Extracted information
## Start

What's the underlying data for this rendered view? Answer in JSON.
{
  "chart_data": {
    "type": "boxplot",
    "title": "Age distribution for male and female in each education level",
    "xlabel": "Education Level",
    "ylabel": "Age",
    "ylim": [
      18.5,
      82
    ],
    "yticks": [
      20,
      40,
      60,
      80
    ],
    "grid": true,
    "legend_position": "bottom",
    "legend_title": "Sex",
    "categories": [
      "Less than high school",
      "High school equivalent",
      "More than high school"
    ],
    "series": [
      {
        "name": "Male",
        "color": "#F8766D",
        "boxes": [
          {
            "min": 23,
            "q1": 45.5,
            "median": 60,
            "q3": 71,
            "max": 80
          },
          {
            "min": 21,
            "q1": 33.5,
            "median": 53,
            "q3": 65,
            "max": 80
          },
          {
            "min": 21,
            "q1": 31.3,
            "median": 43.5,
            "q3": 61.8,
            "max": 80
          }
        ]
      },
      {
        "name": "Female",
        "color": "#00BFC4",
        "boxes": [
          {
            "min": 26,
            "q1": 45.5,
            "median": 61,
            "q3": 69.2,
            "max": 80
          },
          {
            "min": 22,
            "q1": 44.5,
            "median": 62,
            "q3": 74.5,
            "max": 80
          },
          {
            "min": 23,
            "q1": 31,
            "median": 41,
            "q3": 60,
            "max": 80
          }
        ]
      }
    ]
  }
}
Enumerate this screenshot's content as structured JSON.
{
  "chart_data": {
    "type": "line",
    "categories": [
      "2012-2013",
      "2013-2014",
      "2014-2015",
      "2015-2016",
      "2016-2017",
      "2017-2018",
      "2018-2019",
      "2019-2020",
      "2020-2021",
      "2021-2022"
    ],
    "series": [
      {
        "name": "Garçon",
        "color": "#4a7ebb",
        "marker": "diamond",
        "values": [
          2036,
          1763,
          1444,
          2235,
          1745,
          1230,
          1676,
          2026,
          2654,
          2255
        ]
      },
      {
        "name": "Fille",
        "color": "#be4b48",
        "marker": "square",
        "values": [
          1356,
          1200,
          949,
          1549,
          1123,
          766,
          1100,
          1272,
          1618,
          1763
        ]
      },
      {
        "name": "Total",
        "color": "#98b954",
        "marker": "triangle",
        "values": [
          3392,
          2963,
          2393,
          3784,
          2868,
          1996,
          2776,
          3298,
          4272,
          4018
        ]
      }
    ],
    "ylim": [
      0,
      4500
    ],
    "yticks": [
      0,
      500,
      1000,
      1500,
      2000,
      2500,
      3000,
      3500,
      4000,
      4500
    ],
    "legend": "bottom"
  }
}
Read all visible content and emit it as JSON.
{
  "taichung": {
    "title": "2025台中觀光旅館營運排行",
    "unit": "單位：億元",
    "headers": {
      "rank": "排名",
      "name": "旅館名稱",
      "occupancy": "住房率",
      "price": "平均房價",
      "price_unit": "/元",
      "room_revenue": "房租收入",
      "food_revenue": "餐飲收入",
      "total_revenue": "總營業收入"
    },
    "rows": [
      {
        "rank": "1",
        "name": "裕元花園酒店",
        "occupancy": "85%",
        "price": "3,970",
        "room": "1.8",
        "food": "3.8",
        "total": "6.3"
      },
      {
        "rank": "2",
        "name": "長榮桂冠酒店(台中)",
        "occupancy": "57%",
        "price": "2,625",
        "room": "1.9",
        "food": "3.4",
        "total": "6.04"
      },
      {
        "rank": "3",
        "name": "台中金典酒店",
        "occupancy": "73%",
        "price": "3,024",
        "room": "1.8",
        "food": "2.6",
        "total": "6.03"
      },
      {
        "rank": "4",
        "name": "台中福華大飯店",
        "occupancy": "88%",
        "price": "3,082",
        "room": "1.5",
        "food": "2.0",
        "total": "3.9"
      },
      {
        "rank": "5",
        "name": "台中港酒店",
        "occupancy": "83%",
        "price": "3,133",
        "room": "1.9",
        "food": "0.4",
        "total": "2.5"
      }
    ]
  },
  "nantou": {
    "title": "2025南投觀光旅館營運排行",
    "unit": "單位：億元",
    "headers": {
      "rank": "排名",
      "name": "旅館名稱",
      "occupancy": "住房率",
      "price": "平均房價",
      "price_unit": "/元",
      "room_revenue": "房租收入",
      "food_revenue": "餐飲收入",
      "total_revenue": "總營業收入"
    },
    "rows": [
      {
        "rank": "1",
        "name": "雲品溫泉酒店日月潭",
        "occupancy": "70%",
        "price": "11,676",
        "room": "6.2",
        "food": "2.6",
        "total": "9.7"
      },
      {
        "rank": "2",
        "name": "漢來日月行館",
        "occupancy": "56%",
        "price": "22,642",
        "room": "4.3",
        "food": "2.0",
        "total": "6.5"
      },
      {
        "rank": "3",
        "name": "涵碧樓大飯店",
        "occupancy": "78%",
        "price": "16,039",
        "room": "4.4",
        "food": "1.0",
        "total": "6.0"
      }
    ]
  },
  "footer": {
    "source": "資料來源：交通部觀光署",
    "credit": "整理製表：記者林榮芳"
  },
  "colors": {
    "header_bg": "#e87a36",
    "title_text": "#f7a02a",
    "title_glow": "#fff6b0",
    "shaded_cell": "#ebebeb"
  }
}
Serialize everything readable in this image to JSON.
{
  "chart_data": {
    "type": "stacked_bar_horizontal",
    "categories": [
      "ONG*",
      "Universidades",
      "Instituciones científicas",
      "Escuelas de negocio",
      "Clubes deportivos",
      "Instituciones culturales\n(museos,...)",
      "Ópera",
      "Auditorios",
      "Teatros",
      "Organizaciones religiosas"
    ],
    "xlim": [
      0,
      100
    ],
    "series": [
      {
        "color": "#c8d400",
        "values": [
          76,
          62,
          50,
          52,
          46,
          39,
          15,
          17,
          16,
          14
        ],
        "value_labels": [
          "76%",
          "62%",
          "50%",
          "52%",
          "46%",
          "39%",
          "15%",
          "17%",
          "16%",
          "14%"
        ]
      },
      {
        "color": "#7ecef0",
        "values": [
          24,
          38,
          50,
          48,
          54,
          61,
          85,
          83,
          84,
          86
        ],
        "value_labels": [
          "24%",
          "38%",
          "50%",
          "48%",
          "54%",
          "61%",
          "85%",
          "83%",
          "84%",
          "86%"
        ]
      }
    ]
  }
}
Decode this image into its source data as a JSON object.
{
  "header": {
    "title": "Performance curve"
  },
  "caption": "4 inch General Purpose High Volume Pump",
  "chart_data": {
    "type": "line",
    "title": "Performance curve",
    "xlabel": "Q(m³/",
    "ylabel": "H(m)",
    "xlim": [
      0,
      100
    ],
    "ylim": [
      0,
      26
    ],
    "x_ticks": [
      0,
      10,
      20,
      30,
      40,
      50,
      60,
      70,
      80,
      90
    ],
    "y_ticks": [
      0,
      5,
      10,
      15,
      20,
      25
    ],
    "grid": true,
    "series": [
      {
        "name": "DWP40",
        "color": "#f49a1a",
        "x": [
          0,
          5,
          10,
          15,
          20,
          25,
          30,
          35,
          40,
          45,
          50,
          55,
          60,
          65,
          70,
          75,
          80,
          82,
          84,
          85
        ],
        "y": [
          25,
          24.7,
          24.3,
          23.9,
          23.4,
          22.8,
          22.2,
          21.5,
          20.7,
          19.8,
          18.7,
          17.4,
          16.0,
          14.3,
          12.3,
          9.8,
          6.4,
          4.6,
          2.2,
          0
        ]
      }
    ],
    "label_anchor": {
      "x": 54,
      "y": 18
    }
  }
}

## End

The task
Copy every line of the records word for word.

Solution to this problem
What's the underlying data for this rendered view? Answer in JSON.
{
  "chart_data": {
    "type": "boxplot",
    "title": "Age distribution for male and female in each education level",
    "xlabel": "Education Level",
    "ylabel": "Age",
    "ylim": [
      18.5,
      82
    ],
    "yticks": [
      20,
      40,
      60,
      80
    ],
    "grid": true,
    "legend_position": "bottom",
    "legend_title": "Sex",
    "categories": [
      "Less than high school",
      "High school equivalent",
      "More than high school"
    ],
    "series": [
      {
        "name": "Male",
        "color": "#F8766D",
        "boxes": [
          {
            "min": 23,
            "q1": 45.5,
            "median": 60,
            "q3": 71,
            "max": 80
          },
          {
            "min": 21,
            "q1": 33.5,
            "median": 53,
            "q3": 65,
            "max": 80
          },
          {
            "min": 21,
            "q1": 31.3,
            "median": 43.5,
            "q3": 61.8,
            "max": 80
          }
        ]
      },
      {
        "name": "Female",
        "color": "#00BFC4",
        "boxes": [
          {
            "min": 26,
            "q1": 45.5,
            "median": 61,
            "q3": 69.2,
            "max": 80
          },
          {
            "min": 22,
            "q1": 44.5,
            "median": 62,
            "q3": 74.5,
            "max": 80
          },
          {
            "min": 23,
            "q1": 31,
            "median": 41,
            "q3": 60,
            "max": 80
          }
        ]
      }
    ]
  }
}
Enumerate this screenshot's content as structured JSON.
{
  "chart_data": {
    "type": "line",
    "categories": [
      "2012-2013",
      "2013-2014",
      "2014-2015",
      "2015-2016",
      "2016-2017",
      "2017-2018",
      "2018-2019",
      "2019-2020",
      "2020-2021",
      "2021-2022"
    ],
    "series": [
      {
        "name": "Garçon",
        "color": "#4a7ebb",
        "marker": "diamond",
        "values": [
          2036,
          1763,
          1444,
          2235,
          1745,
          1230,
          1676,
          2026,
          2654,
          2255
        ]
      },
      {
        "name": "Fille",
        "color": "#be4b48",
        "marker": "square",
        "values": [
          1356,
          1200,
          949,
          1549,
          1123,
          766,
          1100,
          1272,
          1618,
          1763
        ]
      },
      {
        "name": "Total",
        "color": "#98b954",
        "marker": "triangle",
        "values": [
          3392,
          2963,
          2393,
          3784,
          2868,
          1996,
          2776,
          3298,
          4272,
          4018
        ]
      }
    ],
    "ylim": [
      0,
      4500
    ],
    "yticks": [
      0,
      500,
      1000,
      1500,
      2000,
      2500,
      3000,
      3500,
      4000,
      4500
    ],
    "legend": "bottom"
  }
}
Read all visible content and emit it as JSON.
{
  "taichung": {
    "title": "2025台中觀光旅館營運排行",
    "unit": "單位：億元",
    "headers": {
      "rank": "排名",
      "name": "旅館名稱",
      "occupancy": "住房率",
      "price": "平均房價",
      "price_unit": "/元",
      "room_revenue": "房租收入",
      "food_revenue": "餐飲收入",
      "total_revenue": "總營業收入"
    },
    "rows": [
      {
        "rank": "1",
        "name": "裕元花園酒店",
        "occupancy": "85%",
        "price": "3,970",
        "room": "1.8",
        "food": "3.8",
        "total": "6.3"
      },
      {
        "rank": "2",
        "name": "長榮桂冠酒店(台中)",
        "occupancy": "57%",
        "price": "2,625",
        "room": "1.9",
        "food": "3.4",
        "total": "6.04"
      },
      {
        "rank": "3",
        "name": "台中金典酒店",
        "occupancy": "73%",
        "price": "3,024",
        "room": "1.8",
        "food": "2.6",
        "total": "6.03"
      },
      {
        "rank": "4",
        "name": "台中福華大飯店",
        "occupancy": "88%",
        "price": "3,082",
        "room": "1.5",
        "food": "2.0",
        "total": "3.9"
      },
      {
        "rank": "5",
        "name": "台中港酒店",
        "occupancy": "83%",
        "price": "3,133",
        "room": "1.9",
        "food": "0.4",
        "total": "2.5"
      }
    ]
  },
  "nantou": {
    "title": "2025南投觀光旅館營運排行",
    "unit": "單位：億元",
    "headers": {
      "rank": "排名",
      "name": "旅館名稱",
      "occupancy": "住房率",
      "price": "平均房價",
      "price_unit": "/元",
      "room_revenue": "房租收入",
      "food_revenue": "餐飲收入",
      "total_revenue": "總營業收入"
    },
    "rows": [
      {
        "rank": "1",
        "name": "雲品溫泉酒店日月潭",
        "occupancy": "70%",
        "price": "11,676",
        "room": "6.2",
        "food": "2.6",
        "total": "9.7"
      },
      {
        "rank": "2",
        "name": "漢來日月行館",
        "occupancy": "56%",
        "price": "22,642",
        "room": "4.3",
        "food": "2.0",
        "total": "6.5"
      },
      {
        "rank": "3",
        "name": "涵碧樓大飯店",
        "occupancy": "78%",
        "price": "16,039",
        "room": "4.4",
        "food": "1.0",
        "total": "6.0"
      }
    ]
  },
  "footer": {
    "source": "資料來源：交通部觀光署",
    "credit": "整理製表：記者林榮芳"
  },
  "colors": {
    "header_bg": "#e87a36",
    "title_text": "#f7a02a",
    "title_glow": "#fff6b0",
    "shaded_cell": "#ebebeb"
  }
}
Serialize everything readable in this image to JSON.
{
  "chart_data": {
    "type": "stacked_bar_horizontal",
    "categories": [
      "ONG*",
      "Universidades",
      "Instituciones científicas",
      "Escuelas de negocio",
      "Clubes deportivos",
      "Instituciones culturales\n(museos,...)",
      "Ópera",
      "Auditorios",
      "Teatros",
      "Organizaciones religiosas"
    ],
    "xlim": [
      0,
      100
    ],
    "series": [
      {
        "color": "#c8d400",
        "values": [
          76,
          62,
          50,
          52,
          46,
          39,
          15,
          17,
          16,
          14
        ],
        "value_labels": [
          "76%",
          "62%",
          "50%",
          "52%",
          "46%",
          "39%",
          "15%",
          "17%",
          "16%",
          "14%"
        ]
      },
      {
        "color": "#7ecef0",
        "values": [
          24,
          38,
          50,
          48,
          54,
          61,
          85,
          83,
          84,
          86
        ],
        "value_labels": [
          "24%",
          "38%",
          "50%",
          "48%",
          "54%",
          "61%",
          "85%",
          "83%",
          "84%",
          "86%"
        ]
      }
    ]
  }
}
Decode this image into its source data as a JSON object.
{
  "header": {
    "title": "Performance curve"
  },
  "caption": "4 inch General Purpose High Volume Pump",
  "chart_data": {
    "type": "line",
    "title": "Performance curve",
    "xlabel": "Q(m³/",
    "ylabel": "H(m)",
    "xlim": [
      0,
      100
    ],
    "ylim": [
      0,
      26
    ],
    "x_ticks": [
      0,
      10,
      20,
      30,
      40,
      50,
      60,
      70,
      80,
      90
    ],
    "y_ticks": [
      0,
      5,
      10,
      15,
      20,
      25
    ],
    "grid": true,
    "series": [
      {
        "name": "DWP40",
        "color": "#f49a1a",
        "x": [
          0,
          5,
          10,
          15,
          20,
          25,
          30,
          35,
          40,
          45,
          50,
          55,
          60,
          65,
          70,
          75,
          80,
          82,
          84,
          85
        ],
        "y": [
          25,
          24.7,
          24.3,
          23.9,
          23.4,
          22.8,
          22.2,
          21.5,
          20.7,
          19.8,
          18.7,
          17.4,
          16.0,
          14.3,
          12.3,
          9.8,
          6.4,
          4.6,
          2.2,
          0
        ]
      }
    ],
    "label_anchor": {
      "x": 54,
      "y": 18
    }
  }
}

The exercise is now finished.